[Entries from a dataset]
========================================

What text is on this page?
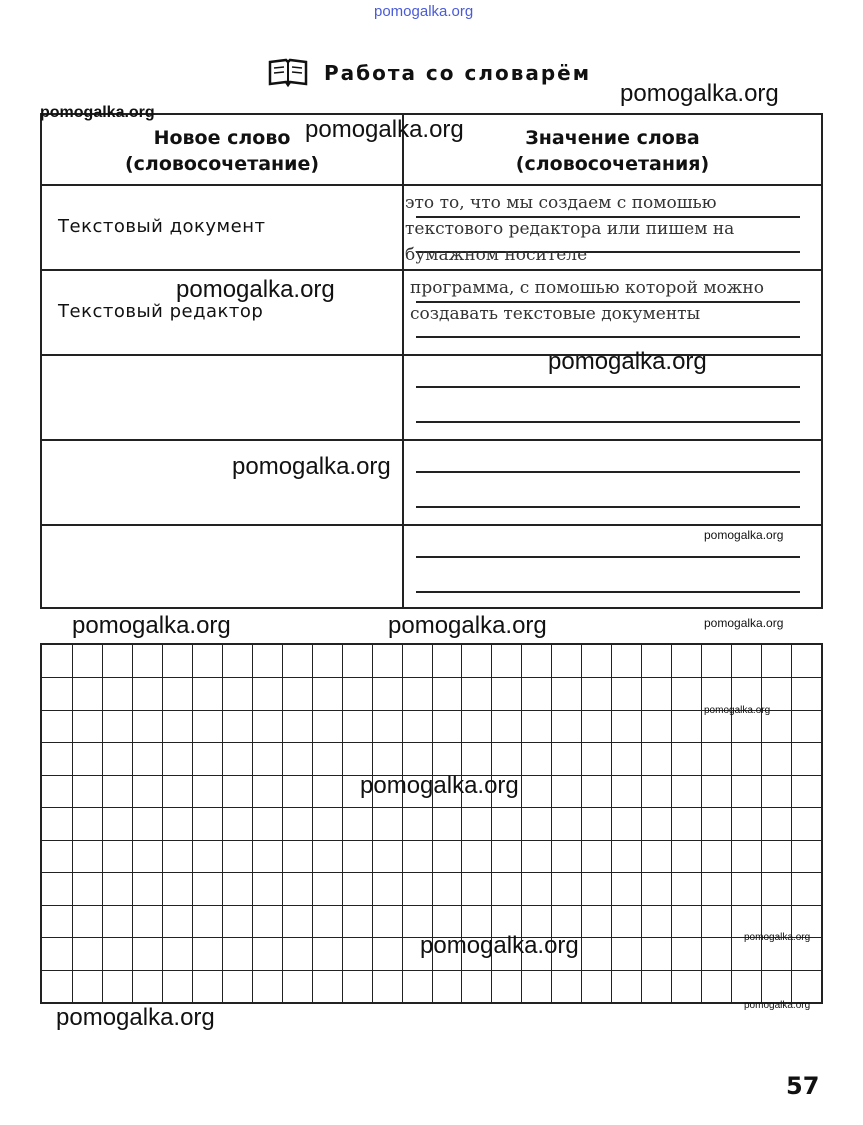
pomogalka.org
Работа со словарём
Новое слово
(словосочетание)
Значение слова
(словосочетания)
Текстовый документ
это то, что мы создаем с помошью
текстового редактора или пишем на
бумажном носителе
Текстовый редактор
программа, с помошью которой можно
создавать текстовые документы
pomogalka.org
pomogalka.org
pomogalka.org
pomogalka.org
pomogalka.org
pomogalka.org
pomogalka.org
pomogalka.org	pomogalka.org	pomogalka.org
pomogalka.org
pomogalka.org
pomogalka.org	pomogalka.org
pomogalka.org
pomogalka.org
57
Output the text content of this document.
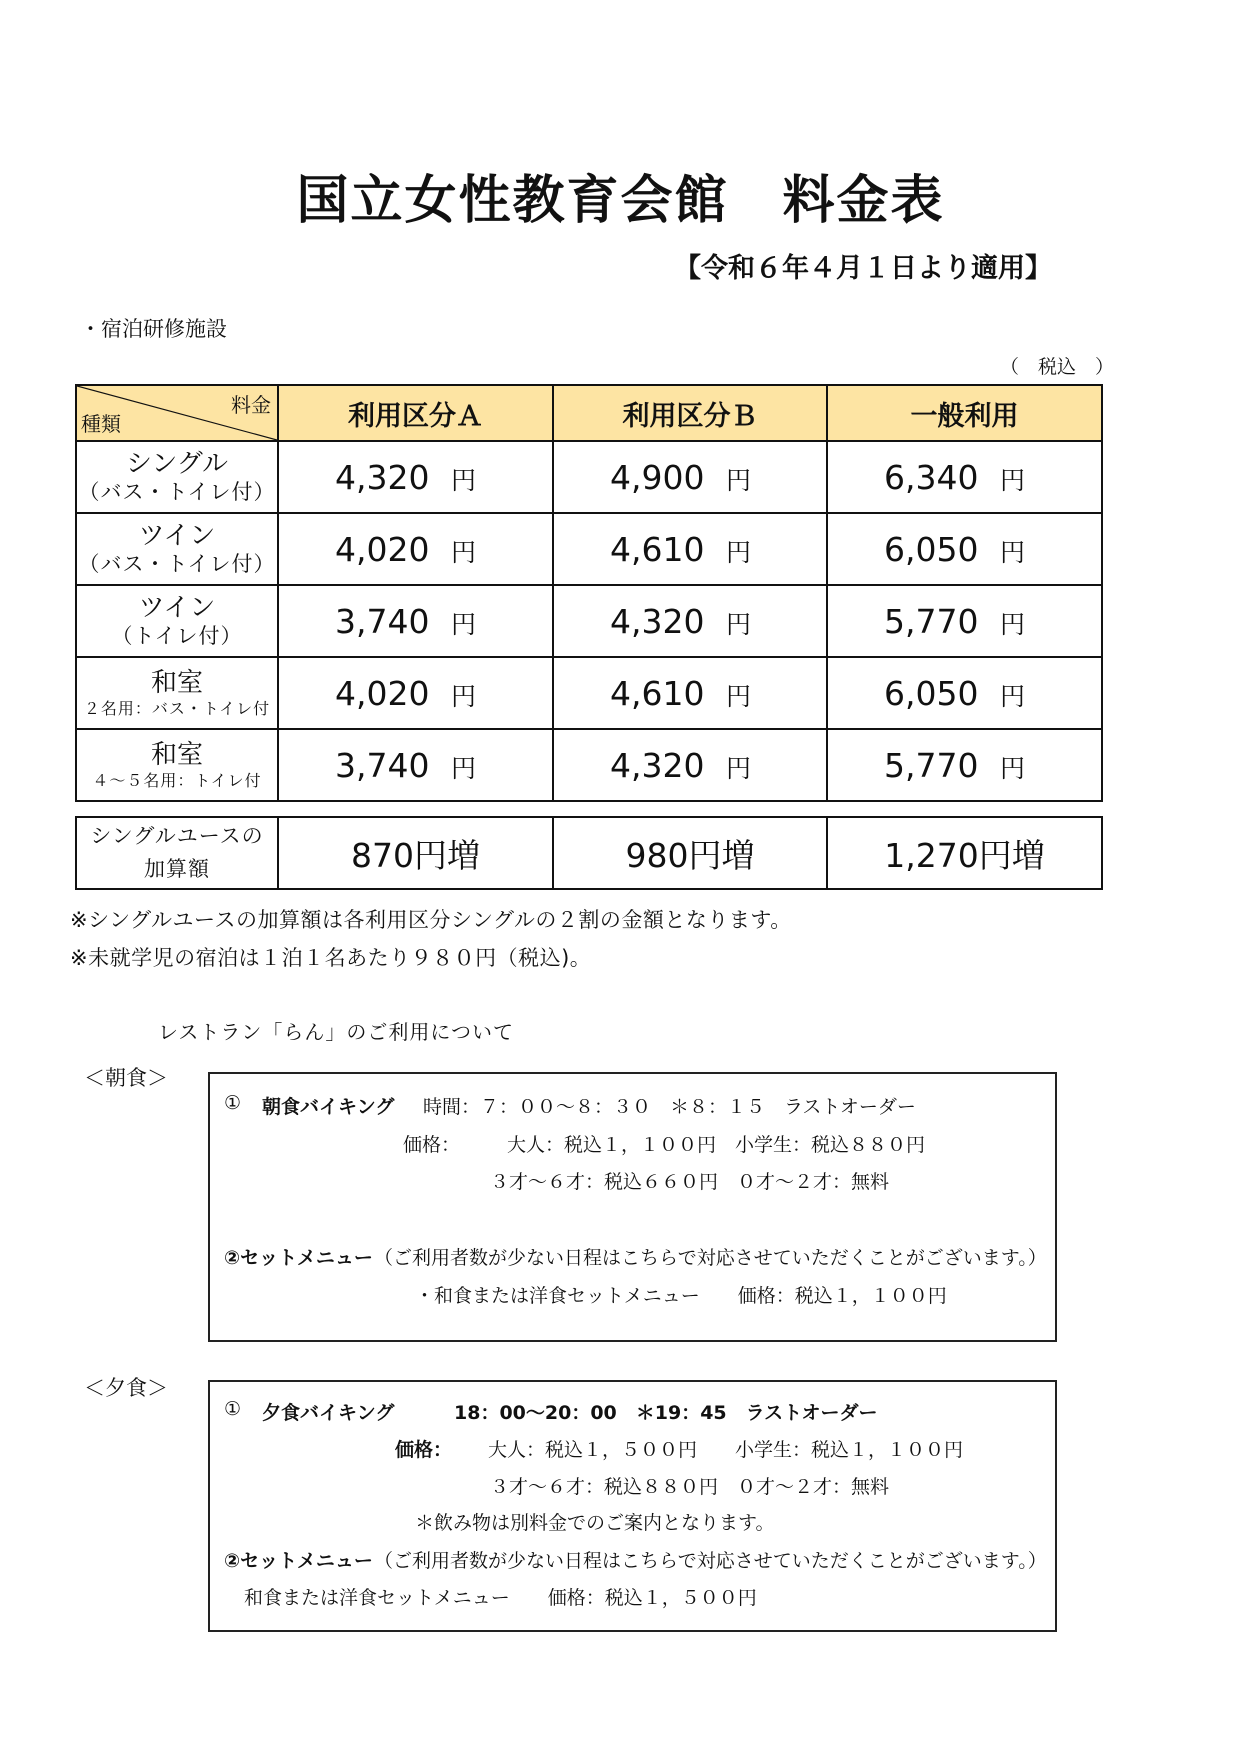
国立女性教育会館　料金表
【令和６年４月１日より適用】
・宿泊研修施設
（　税込　）
料金
種類	利用区分Ａ	利用区分Ｂ	一般利用

シングル
（バス・トイレ付）	4,320 円	4,900 円	6,340 円

ツイン
（バス・トイレ付）	4,020 円	4,610 円	6,050 円

ツイン
（トイレ付）	3,740 円	4,320 円	5,770 円

和室
２名用：バス・トイレ付	4,020 円	4,610 円	6,050 円

和室
４～５名用：トイレ付	3,740 円	4,320 円	5,770 円
シングルユースの
加算額	870円増	980円増	1,270円増
※シングルユースの加算額は各利用区分シングルの２割の金額となります。
※未就学児の宿泊は１泊１名あたり９８０円（税込)。
レストラン「らん」のご利用について
＜朝食＞
① 朝食バイキング 時間：７：００～８：３０　＊８：１５　ラストオーダー
価格： 大人：税込１，１００円　小学生：税込８８０円
３才～６才：税込６６０円　０才～２才：無料
②セットメニュー （ご利用者数が少ない日程はこちらで対応させていただくことがございます。）
・和食または洋食セットメニュー　　価格：税込１，１００円
＜夕食＞
① 夕食バイキング	18：00～20：00　＊19：45　ラストオーダー
価格： 大人：税込１，５００円　　小学生：税込１，１００円
３才～６才：税込８８０円　０才～２才：無料
＊飲み物は別料金でのご案内となります。
②セットメニュー （ご利用者数が少ない日程はこちらで対応させていただくことがございます。）
和食または洋食セットメニュー　　価格：税込１，５００円
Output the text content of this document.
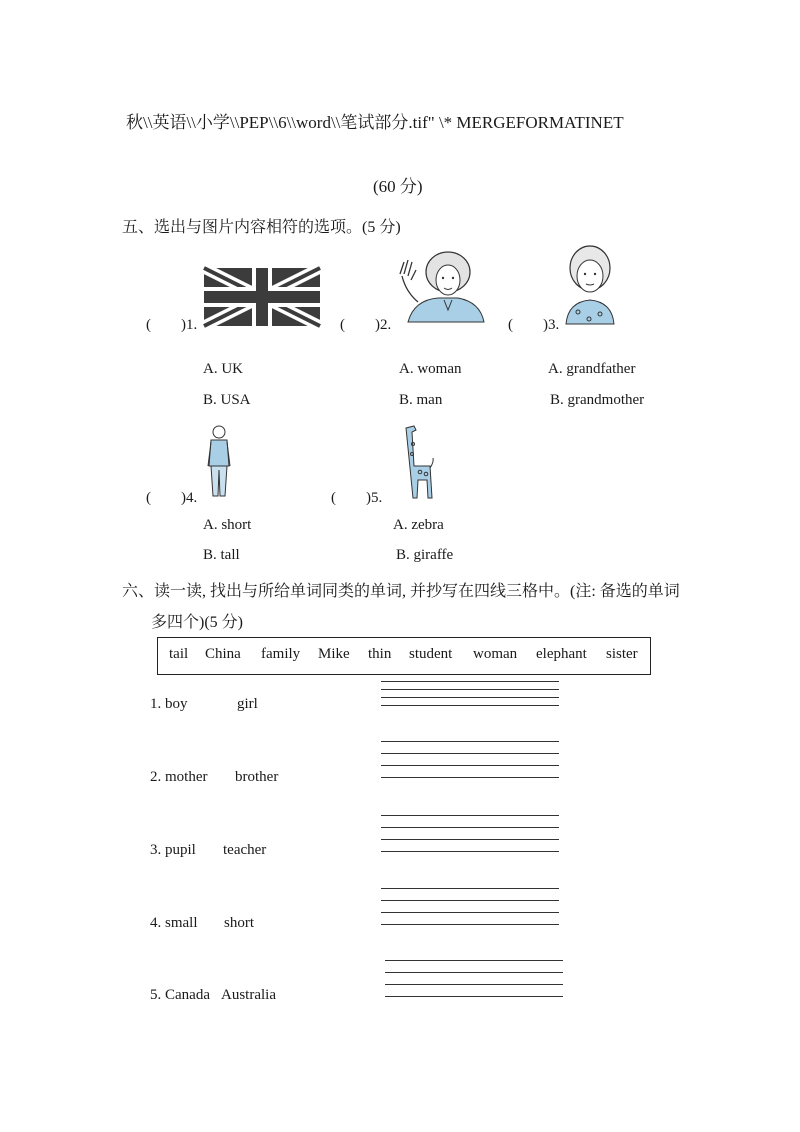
秋\\英语\\小学\\PEP\\6\\word\\笔试部分.tif" \* MERGEFORMATINET
(60 分)
五、选出与图片内容相符的选项。(5 分)
(　　)1.
A. UK
B. USA
(　　)2.
A. woman
B. man
(　　)3.
A. grandfather
B. grandmother
(　　)4.
A. short
B. tall
(　　)5.
A. zebra
B. giraffe
六、读一读, 找出与所给单词同类的单词, 并抄写在四线三格中。(注: 备选的单词
多四个)(5 分)
tail China family Mike thin student woman elephant sister
1. boy	girl
2. mother brother
3. pupil teacher
4. small short
5. Canada Australia
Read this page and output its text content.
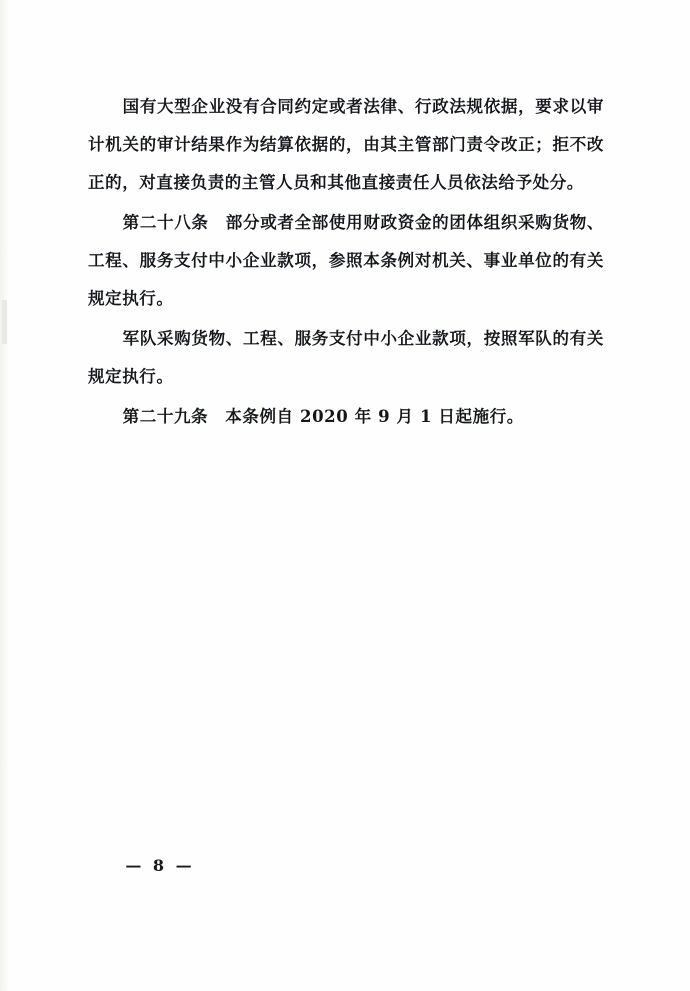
国有大型企业没有合同约定或者法律、行政法规依据，要求以审计机关的审计结果作为结算依据的，由其主管部门责令改正；拒不改正的，对直接负责的主管人员和其他直接责任人员依法给予处分。

第二十八条　部分或者全部使用财政资金的团体组织采购货物、工程、服务支付中小企业款项，参照本条例对机关、事业单位的有关规定执行。

军队采购货物、工程、服务支付中小企业款项，按照军队的有关规定执行。

第二十九条　本条例自 2020 年 9 月 1 日起施行。

— 8 —
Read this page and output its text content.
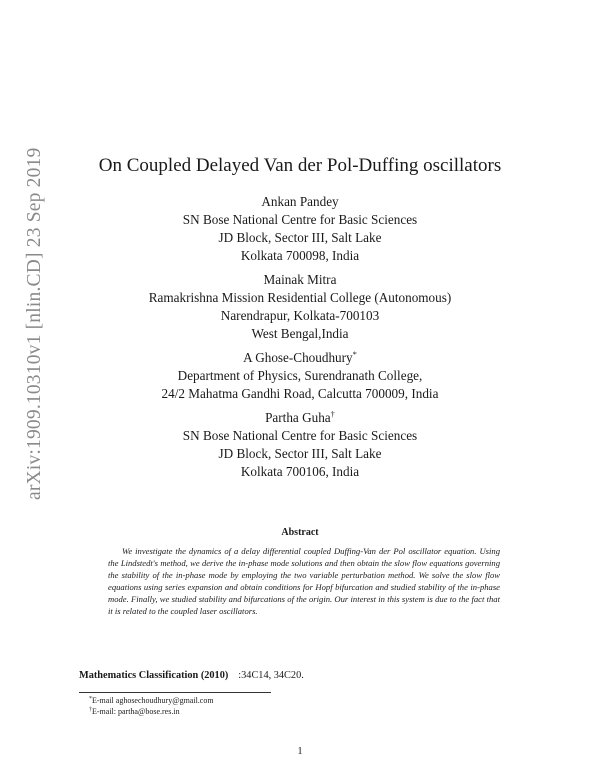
arXiv:1909.10310v1 [nlin.CD] 23 Sep 2019	On Coupled Delayed Van der Pol-Duffing oscillators
Ankan Pandey
SN Bose National Centre for Basic Sciences
JD Block, Sector III, Salt Lake
Kolkata 700098, India
Mainak Mitra
Ramakrishna Mission Residential College (Autonomous)
Narendrapur, Kolkata-700103
West Bengal,India
A Ghose-Choudhury*
Department of Physics, Surendranath College,
24/2 Mahatma Gandhi Road, Calcutta 700009, India
Partha Guha†
SN Bose National Centre for Basic Sciences
JD Block, Sector III, Salt Lake
Kolkata 700106, India
Abstract
We investigate the dynamics of a delay differential coupled Duffing-Van der Pol oscillator equation. Using the Lindstedt's method, we derive the in-phase mode solutions and then obtain the slow flow equations governing the stability of the in-phase mode by employing the two variable perturbation method. We solve the slow flow equations using series expansion and obtain conditions for Hopf bifurcation and studied stability of the in-phase mode. Finally, we studied stability and bifurcations of the origin. Our interest in this system is due to the fact that it is related to the coupled laser oscillators.
Mathematics Classification (2010) :34C14, 34C20.
*E-mail aghosechoudhury@gmail.com
†E-mail: partha@bose.res.in
1
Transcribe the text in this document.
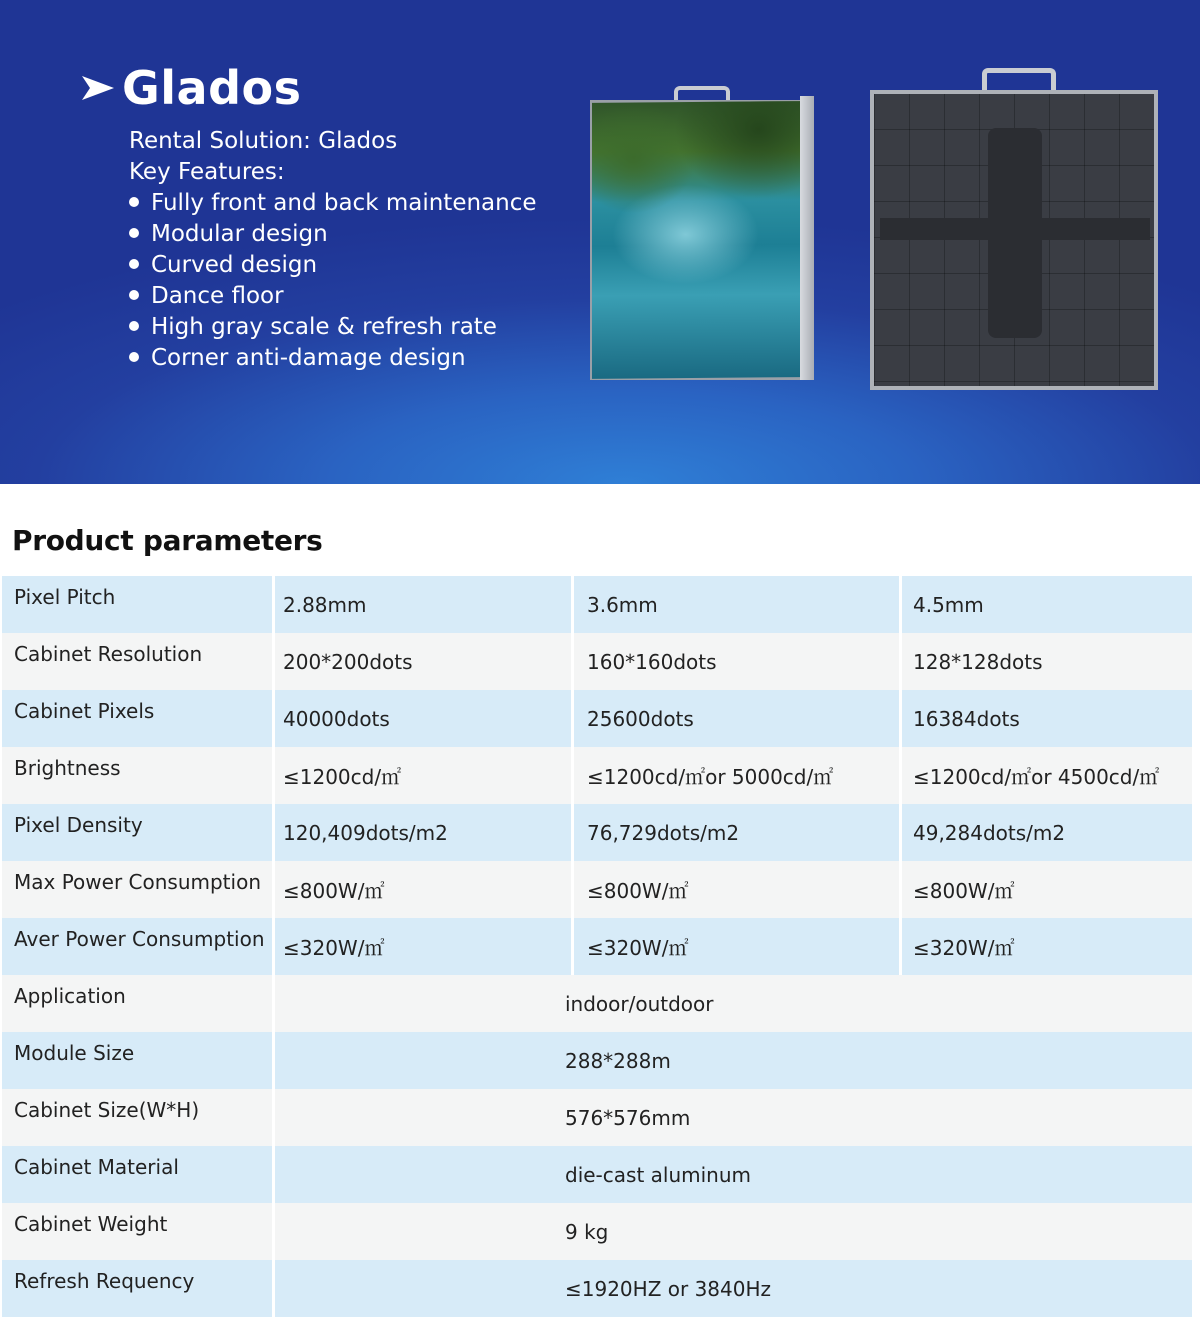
Glados
Rental Solution: Glados
Key Features:
Fully front and back maintenance
Modular design
Curved design
Dance floor
High gray scale & refresh rate
Corner anti-damage design
Product parameters
Pixel Pitch	2.88mm	3.6mm	4.5mm
Cabinet Resolution	200*200dots	160*160dots	128*128dots
Cabinet Pixels	40000dots	25600dots	16384dots
Brightness	≤1200cd/㎡	≤1200cd/㎡or 5000cd/㎡	≤1200cd/㎡or 4500cd/㎡
Pixel Density	120,409dots/m2	76,729dots/m2	49,284dots/m2
Max Power Consumption	≤800W/㎡	≤800W/㎡	≤800W/㎡
Aver Power Consumption	≤320W/㎡	≤320W/㎡	≤320W/㎡
Application	indoor/outdoor		
Module Size	288*288m		
Cabinet Size(W*H)	576*576mm		
Cabinet Material	die-cast aluminum		
Cabinet Weight	9 kg		
Refresh Requency	≤1920HZ or 3840Hz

========================================

AIM OF THE TASK
Find every line above that contains the word "design", and return each one.

OUTPUT BELOW
Modular design
Curved design
Corner anti-damage design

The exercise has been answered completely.